[INFORMATION SUPPLIED]
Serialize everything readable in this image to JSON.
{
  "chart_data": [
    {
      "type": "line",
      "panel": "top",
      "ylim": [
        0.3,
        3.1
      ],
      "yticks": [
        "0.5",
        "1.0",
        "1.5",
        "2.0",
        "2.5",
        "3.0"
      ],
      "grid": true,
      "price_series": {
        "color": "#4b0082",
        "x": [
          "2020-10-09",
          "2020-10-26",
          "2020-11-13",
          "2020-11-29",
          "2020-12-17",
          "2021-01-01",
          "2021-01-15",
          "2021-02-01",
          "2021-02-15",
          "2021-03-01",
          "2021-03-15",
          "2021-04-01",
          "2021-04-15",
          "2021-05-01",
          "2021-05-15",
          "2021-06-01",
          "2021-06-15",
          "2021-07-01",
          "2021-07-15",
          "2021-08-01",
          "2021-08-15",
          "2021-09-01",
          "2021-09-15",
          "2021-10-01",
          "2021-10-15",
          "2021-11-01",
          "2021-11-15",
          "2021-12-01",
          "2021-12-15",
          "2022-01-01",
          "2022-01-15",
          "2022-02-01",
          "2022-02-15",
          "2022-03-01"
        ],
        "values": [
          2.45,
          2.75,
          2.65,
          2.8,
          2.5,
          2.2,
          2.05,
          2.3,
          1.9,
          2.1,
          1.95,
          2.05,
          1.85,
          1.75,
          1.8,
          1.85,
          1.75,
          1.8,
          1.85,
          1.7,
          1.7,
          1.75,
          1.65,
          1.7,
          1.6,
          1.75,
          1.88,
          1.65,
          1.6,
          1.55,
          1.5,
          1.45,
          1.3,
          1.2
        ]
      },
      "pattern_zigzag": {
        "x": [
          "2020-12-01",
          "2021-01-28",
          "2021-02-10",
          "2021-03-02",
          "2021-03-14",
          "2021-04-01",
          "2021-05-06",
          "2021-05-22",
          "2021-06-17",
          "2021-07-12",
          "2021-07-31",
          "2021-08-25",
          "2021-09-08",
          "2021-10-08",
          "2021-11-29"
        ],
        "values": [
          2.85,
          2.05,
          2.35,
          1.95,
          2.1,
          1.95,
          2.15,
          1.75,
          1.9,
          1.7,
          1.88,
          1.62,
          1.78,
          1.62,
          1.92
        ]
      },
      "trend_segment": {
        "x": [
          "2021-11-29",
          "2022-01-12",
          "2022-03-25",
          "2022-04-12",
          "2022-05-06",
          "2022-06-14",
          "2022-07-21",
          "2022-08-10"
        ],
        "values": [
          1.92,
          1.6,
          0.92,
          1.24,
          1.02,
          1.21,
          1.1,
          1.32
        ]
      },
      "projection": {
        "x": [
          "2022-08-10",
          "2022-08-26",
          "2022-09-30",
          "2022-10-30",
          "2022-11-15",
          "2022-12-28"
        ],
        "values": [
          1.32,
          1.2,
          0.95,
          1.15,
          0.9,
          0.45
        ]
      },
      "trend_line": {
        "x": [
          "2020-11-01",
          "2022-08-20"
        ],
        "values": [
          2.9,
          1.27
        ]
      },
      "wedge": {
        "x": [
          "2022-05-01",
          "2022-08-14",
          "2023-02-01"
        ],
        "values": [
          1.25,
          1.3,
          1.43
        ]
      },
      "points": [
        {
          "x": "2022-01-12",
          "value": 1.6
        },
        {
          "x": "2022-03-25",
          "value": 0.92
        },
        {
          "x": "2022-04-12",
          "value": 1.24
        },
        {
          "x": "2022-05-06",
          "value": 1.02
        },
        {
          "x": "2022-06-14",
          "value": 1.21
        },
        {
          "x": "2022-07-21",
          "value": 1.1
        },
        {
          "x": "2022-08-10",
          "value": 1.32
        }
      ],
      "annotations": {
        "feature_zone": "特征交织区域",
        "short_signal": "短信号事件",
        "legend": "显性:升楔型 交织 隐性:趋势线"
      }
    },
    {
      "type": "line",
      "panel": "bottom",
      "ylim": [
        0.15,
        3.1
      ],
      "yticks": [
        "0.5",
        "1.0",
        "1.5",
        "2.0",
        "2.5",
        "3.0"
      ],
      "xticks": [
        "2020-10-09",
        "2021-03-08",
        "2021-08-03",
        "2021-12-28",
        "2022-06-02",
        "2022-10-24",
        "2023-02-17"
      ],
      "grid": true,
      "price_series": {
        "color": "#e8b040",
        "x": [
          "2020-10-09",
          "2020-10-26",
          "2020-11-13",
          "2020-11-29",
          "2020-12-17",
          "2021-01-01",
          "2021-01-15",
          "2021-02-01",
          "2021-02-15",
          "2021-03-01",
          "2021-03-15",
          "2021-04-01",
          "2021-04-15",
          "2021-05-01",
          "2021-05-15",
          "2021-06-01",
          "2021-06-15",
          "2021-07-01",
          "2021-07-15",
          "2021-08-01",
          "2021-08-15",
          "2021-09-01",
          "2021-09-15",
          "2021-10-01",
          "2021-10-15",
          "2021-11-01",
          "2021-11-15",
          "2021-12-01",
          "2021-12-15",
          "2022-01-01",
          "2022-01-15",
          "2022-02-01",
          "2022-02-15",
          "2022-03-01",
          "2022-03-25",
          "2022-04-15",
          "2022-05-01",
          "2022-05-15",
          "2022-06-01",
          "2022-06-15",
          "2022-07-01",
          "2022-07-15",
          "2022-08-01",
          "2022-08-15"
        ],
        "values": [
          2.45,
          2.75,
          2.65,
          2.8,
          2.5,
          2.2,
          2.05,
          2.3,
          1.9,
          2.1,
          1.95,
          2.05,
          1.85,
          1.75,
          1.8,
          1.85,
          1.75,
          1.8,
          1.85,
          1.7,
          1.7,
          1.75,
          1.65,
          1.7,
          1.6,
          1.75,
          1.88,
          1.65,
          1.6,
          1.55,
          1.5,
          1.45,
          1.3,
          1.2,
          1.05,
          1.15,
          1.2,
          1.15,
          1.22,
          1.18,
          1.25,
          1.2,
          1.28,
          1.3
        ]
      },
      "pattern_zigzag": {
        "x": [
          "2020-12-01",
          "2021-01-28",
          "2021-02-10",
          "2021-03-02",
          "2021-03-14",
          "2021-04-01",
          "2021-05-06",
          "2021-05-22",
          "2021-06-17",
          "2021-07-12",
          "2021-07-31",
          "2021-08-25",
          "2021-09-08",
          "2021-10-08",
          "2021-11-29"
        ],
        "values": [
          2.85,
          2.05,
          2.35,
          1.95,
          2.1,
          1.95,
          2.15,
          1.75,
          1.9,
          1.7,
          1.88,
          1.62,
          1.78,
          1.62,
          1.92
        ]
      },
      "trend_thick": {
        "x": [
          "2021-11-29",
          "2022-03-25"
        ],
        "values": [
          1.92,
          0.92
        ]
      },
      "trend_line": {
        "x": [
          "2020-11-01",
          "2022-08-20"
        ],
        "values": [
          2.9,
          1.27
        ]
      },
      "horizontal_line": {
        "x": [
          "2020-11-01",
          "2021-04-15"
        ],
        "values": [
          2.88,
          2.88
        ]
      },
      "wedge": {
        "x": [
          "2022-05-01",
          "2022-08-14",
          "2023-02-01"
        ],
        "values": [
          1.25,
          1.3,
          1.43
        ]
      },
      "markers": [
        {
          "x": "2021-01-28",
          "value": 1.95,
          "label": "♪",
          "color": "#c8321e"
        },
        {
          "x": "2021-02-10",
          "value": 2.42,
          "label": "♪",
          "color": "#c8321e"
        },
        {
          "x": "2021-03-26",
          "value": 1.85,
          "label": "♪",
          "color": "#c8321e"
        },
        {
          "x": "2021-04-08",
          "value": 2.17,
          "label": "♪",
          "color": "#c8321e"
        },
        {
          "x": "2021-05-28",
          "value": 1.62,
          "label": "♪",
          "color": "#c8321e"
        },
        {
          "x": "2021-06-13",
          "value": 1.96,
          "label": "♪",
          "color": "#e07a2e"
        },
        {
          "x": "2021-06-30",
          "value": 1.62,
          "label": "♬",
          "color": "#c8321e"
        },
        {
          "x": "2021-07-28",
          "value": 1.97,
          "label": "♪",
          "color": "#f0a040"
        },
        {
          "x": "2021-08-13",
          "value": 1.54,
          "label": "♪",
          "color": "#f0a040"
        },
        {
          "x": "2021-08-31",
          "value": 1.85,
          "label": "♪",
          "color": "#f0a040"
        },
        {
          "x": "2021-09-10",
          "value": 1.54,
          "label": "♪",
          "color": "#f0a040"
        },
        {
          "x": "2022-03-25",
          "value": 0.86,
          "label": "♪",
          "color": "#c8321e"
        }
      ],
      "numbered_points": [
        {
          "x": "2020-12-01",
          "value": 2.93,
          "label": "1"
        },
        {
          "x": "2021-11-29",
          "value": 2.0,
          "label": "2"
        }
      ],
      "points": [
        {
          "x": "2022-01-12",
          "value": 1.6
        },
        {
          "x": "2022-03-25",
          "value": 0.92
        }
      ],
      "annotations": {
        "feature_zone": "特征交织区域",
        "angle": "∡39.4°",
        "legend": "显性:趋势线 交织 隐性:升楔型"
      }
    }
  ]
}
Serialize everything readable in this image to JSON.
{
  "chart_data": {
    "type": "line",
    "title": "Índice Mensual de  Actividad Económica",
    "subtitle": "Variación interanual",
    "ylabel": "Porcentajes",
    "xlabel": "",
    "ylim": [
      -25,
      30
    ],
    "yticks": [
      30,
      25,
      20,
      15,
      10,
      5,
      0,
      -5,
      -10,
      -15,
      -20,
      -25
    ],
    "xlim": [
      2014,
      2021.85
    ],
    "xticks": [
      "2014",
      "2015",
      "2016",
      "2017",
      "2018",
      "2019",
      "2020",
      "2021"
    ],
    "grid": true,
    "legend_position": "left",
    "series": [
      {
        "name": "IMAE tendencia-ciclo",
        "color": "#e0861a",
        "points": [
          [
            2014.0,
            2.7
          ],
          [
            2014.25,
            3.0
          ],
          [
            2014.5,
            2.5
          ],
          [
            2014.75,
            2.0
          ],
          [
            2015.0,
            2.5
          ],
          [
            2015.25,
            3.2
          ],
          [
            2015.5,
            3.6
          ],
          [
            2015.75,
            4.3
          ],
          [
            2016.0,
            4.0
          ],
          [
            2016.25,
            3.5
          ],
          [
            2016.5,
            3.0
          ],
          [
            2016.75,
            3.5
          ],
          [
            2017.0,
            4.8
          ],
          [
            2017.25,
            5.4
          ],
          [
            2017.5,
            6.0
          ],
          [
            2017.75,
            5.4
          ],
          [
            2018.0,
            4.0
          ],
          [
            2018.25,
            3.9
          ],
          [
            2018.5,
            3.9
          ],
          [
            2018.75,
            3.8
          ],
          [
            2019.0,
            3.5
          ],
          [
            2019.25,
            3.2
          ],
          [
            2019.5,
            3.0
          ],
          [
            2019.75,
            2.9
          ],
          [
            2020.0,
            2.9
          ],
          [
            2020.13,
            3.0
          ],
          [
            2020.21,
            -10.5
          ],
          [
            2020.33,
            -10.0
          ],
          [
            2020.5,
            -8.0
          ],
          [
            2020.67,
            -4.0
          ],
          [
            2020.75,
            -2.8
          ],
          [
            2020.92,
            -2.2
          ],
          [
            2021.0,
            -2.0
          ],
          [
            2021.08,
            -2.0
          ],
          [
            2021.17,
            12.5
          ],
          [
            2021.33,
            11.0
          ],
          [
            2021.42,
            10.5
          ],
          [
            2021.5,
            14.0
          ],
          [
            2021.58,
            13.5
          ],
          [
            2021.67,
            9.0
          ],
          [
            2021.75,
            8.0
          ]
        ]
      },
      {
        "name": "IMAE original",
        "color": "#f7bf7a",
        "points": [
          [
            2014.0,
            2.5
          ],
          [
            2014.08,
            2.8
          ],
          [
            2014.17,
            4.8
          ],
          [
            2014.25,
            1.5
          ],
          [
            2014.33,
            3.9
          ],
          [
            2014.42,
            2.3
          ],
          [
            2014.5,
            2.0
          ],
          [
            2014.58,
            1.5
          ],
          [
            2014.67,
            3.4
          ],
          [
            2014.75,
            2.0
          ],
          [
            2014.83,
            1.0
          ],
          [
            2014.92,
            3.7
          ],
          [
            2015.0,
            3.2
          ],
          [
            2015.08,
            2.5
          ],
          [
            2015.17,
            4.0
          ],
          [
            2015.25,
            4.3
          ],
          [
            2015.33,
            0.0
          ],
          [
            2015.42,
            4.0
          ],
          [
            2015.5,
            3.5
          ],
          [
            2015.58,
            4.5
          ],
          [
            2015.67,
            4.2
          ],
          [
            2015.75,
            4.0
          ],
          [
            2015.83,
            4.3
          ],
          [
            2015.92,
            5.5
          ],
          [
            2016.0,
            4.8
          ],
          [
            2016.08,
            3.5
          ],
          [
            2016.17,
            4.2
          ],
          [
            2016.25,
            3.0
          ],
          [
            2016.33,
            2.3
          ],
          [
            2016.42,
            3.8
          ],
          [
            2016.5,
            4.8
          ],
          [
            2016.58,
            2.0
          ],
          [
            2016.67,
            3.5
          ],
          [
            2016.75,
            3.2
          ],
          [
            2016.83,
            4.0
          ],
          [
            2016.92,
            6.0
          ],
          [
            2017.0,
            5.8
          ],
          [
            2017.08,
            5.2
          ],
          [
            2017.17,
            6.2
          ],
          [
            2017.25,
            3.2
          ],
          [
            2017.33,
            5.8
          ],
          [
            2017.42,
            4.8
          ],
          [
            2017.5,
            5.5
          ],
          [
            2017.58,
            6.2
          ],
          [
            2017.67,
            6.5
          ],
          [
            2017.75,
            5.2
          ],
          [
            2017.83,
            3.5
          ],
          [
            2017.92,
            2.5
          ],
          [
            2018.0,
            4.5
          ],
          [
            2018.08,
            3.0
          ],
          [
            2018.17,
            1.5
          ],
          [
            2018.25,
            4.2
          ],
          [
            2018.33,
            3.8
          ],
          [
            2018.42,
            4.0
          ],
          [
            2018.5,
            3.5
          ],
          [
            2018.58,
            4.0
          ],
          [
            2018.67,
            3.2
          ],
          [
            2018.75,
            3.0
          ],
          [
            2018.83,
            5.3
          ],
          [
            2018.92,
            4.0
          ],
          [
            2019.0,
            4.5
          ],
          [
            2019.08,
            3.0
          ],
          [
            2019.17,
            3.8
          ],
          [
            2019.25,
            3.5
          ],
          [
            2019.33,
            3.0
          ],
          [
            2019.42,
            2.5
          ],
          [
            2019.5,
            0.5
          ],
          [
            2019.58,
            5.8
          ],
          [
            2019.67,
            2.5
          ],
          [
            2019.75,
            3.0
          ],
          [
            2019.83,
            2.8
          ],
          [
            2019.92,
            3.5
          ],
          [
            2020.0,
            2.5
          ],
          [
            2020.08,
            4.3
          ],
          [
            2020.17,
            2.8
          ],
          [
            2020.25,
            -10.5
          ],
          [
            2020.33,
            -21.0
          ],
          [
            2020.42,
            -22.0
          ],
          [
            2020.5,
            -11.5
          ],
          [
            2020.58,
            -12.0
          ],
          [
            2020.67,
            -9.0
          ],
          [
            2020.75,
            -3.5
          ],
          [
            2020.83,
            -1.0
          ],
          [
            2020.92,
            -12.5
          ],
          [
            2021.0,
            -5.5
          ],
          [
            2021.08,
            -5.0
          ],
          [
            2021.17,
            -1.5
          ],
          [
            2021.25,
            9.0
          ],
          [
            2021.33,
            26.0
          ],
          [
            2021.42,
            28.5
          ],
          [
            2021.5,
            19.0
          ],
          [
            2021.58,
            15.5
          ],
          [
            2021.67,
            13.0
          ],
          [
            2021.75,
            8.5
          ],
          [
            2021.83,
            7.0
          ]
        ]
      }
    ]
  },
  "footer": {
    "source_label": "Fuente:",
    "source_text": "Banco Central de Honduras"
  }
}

[AIM] Scan the material above. Copy each line that holds the word "name".

[FULL RESPONSE]
        "name": "IMAE tendencia-ciclo",
        "name": "IMAE original",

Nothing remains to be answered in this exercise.